▶ **DATA SECTION**
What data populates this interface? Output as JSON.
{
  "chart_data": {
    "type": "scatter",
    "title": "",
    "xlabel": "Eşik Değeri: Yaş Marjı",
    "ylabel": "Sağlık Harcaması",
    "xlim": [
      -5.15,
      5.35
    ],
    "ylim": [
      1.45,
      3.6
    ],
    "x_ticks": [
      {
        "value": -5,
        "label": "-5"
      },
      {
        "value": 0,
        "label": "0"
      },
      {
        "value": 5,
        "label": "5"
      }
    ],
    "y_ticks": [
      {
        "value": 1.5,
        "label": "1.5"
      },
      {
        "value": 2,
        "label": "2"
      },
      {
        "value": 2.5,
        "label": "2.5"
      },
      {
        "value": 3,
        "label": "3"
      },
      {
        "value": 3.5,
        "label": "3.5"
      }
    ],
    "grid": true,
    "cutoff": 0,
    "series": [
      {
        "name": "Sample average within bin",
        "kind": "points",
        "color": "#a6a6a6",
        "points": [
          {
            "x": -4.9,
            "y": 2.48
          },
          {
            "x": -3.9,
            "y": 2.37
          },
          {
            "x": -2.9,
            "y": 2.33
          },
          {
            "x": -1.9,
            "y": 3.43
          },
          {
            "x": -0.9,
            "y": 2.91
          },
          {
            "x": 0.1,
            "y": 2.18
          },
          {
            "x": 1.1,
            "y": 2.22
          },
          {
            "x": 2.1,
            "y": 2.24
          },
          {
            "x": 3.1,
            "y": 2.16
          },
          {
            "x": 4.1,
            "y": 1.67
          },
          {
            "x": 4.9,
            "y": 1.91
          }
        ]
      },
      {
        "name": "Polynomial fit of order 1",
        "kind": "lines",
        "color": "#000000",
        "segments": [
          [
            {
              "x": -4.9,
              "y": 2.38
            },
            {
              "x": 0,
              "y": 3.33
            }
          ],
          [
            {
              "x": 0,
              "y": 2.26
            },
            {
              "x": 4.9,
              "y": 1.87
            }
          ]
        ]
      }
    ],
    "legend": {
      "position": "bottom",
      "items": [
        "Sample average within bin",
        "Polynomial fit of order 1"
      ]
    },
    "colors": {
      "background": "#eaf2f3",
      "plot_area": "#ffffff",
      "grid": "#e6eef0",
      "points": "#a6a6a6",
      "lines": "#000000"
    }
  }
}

▶ **WHAT YOU HAVE TO DO**
Go through the records above and retype each one exactly.

▶ **EXERCISE RESPONSE**
What data populates this interface? Output as JSON.
{
  "chart_data": {
    "type": "scatter",
    "title": "",
    "xlabel": "Eşik Değeri: Yaş Marjı",
    "ylabel": "Sağlık Harcaması",
    "xlim": [
      -5.15,
      5.35
    ],
    "ylim": [
      1.45,
      3.6
    ],
    "x_ticks": [
      {
        "value": -5,
        "label": "-5"
      },
      {
        "value": 0,
        "label": "0"
      },
      {
        "value": 5,
        "label": "5"
      }
    ],
    "y_ticks": [
      {
        "value": 1.5,
        "label": "1.5"
      },
      {
        "value": 2,
        "label": "2"
      },
      {
        "value": 2.5,
        "label": "2.5"
      },
      {
        "value": 3,
        "label": "3"
      },
      {
        "value": 3.5,
        "label": "3.5"
      }
    ],
    "grid": true,
    "cutoff": 0,
    "series": [
      {
        "name": "Sample average within bin",
        "kind": "points",
        "color": "#a6a6a6",
        "points": [
          {
            "x": -4.9,
            "y": 2.48
          },
          {
            "x": -3.9,
            "y": 2.37
          },
          {
            "x": -2.9,
            "y": 2.33
          },
          {
            "x": -1.9,
            "y": 3.43
          },
          {
            "x": -0.9,
            "y": 2.91
          },
          {
            "x": 0.1,
            "y": 2.18
          },
          {
            "x": 1.1,
            "y": 2.22
          },
          {
            "x": 2.1,
            "y": 2.24
          },
          {
            "x": 3.1,
            "y": 2.16
          },
          {
            "x": 4.1,
            "y": 1.67
          },
          {
            "x": 4.9,
            "y": 1.91
          }
        ]
      },
      {
        "name": "Polynomial fit of order 1",
        "kind": "lines",
        "color": "#000000",
        "segments": [
          [
            {
              "x": -4.9,
              "y": 2.38
            },
            {
              "x": 0,
              "y": 3.33
            }
          ],
          [
            {
              "x": 0,
              "y": 2.26
            },
            {
              "x": 4.9,
              "y": 1.87
            }
          ]
        ]
      }
    ],
    "legend": {
      "position": "bottom",
      "items": [
        "Sample average within bin",
        "Polynomial fit of order 1"
      ]
    },
    "colors": {
      "background": "#eaf2f3",
      "plot_area": "#ffffff",
      "grid": "#e6eef0",
      "points": "#a6a6a6",
      "lines": "#000000"
    }
  }
}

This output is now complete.